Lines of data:
──────────────────────────────

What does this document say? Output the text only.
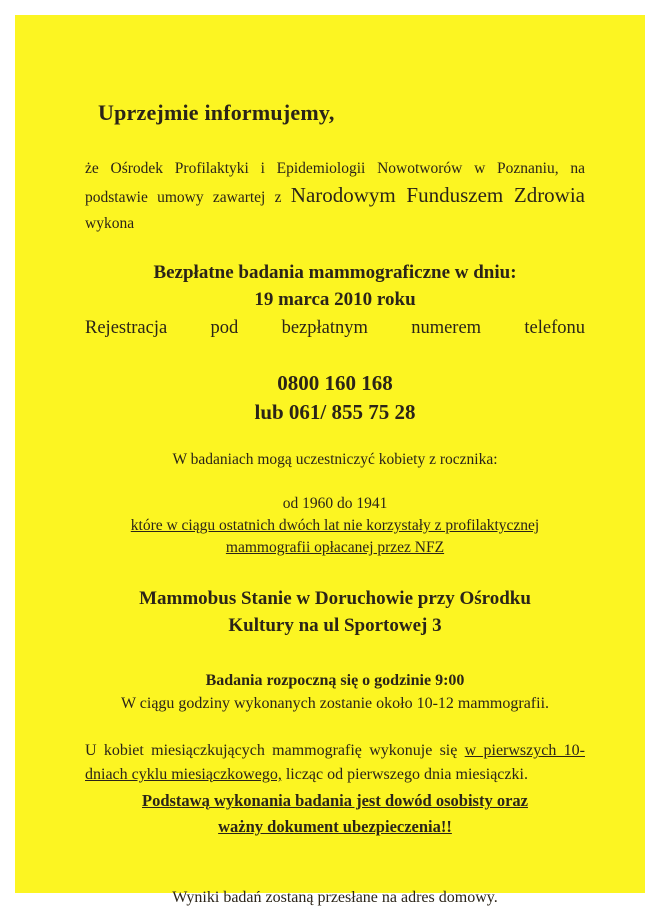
Uprzejmie informujemy,

że Ośrodek Profilaktyki i Epidemiologii Nowotworów w Poznaniu, na podstawie umowy zawartej z Narodowym Funduszem Zdrowia wykona

Bezpłatne badania mammograficzne w dniu:

19 marca 2010 roku

Rejestracja pod bezpłatnym numerem telefonu

0800 160 168

lub 061/ 855 75 28

W badaniach mogą uczestniczyć kobiety z rocznika:

od 1960 do 1941

które w ciągu ostatnich dwóch lat nie korzystały z profilaktycznej

mammografii opłacanej przez NFZ

Mammobus Stanie w Doruchowie przy Ośrodku
Kultury na ul Sportowej 3

Badania rozpoczną się o godzinie 9:00

W ciągu godziny wykonanych zostanie około 10-12 mammografii.

U kobiet miesiączkujących mammografię wykonuje się w pierwszych 10-dniach cyklu miesiączkowego, licząc od pierwszego dnia miesiączki.

Podstawą wykonania badania jest dowód osobisty oraz

ważny dokument ubezpieczenia!!

Wyniki badań zostaną przesłane na adres domowy.
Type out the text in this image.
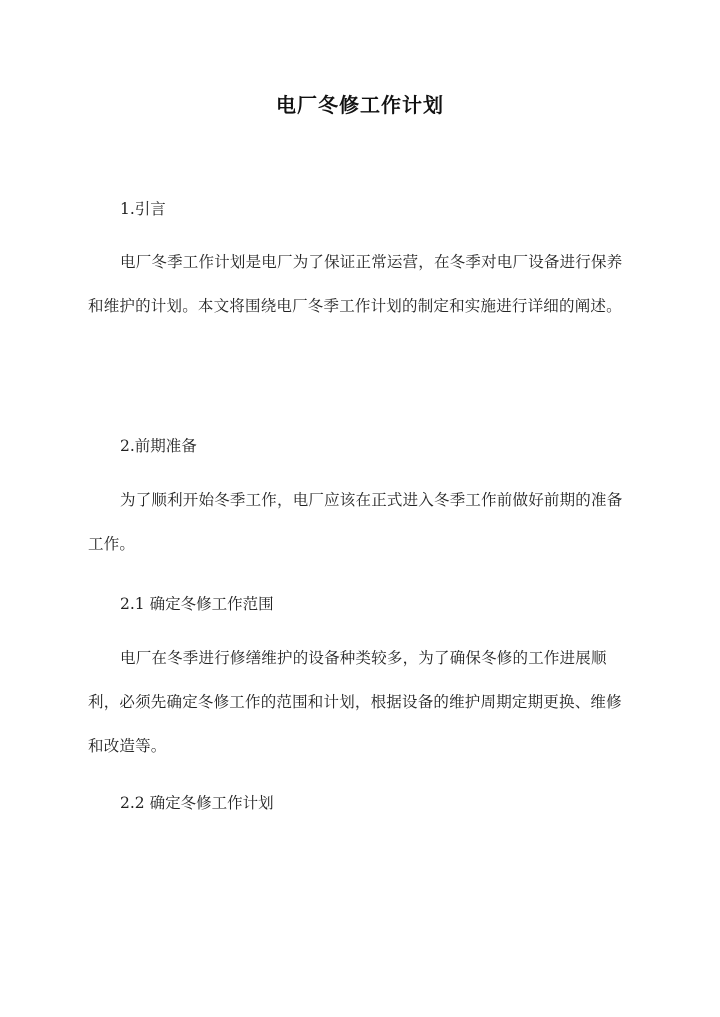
电厂冬修工作计划
1.引言
电厂冬季工作计划是电厂为了保证正常运营，在冬季对电厂设备进行保养和维护的计划。本文将围绕电厂冬季工作计划的制定和实施进行详细的阐述。
2.前期准备
为了顺利开始冬季工作，电厂应该在正式进入冬季工作前做好前期的准备工作。
2.1 确定冬修工作范围
电厂在冬季进行修缮维护的设备种类较多，为了确保冬修的工作进展顺利，必须先确定冬修工作的范围和计划，根据设备的维护周期定期更换、维修和改造等。
2.2 确定冬修工作计划
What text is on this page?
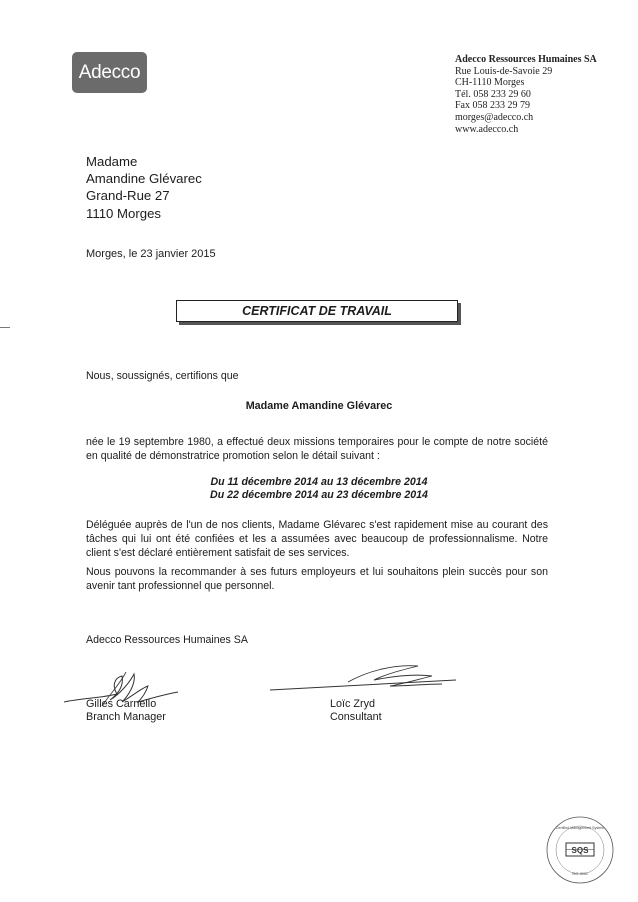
Adecco
Adecco Ressources Humaines SA
Rue Louis-de-Savoie 29
CH-1110 Morges
Tél. 058 233 29 60
Fax 058 233 29 79
morges@adecco.ch
www.adecco.ch
Madame
Amandine Glévarec
Grand-Rue 27
1110 Morges
Morges, le 23 janvier 2015
CERTIFICAT DE TRAVAIL
Nous, soussignés, certifions que
Madame Amandine Glévarec
née le 19 septembre 1980, a effectué deux missions temporaires pour le compte de notre société en qualité de démonstratrice promotion selon le détail suivant :
Du 11 décembre 2014 au 13 décembre 2014
Du 22 décembre 2014 au 23 décembre 2014
Déléguée auprès de l'un de nos clients, Madame Glévarec s'est rapidement mise au courant des tâches qui lui ont été confiées et les a assumées avec beaucoup de professionnalisme. Notre client s'est déclaré entièrement satisfait de ses services.
Nous pouvons la recommander à ses futurs employeurs et lui souhaitons plein succès pour son avenir tant professionnel que personnel.
Adecco Ressources Humaines SA
Gilles Carnello
Branch Manager
Loïc Zryd
Consultant
SQS
Certified Management System
ISO 9001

──────────────────────────────

Read the data above. Pull out each line in which the string "décembre" appears.

Du 11 décembre 2014 au 13 décembre 2014
Du 22 décembre 2014 au 23 décembre 2014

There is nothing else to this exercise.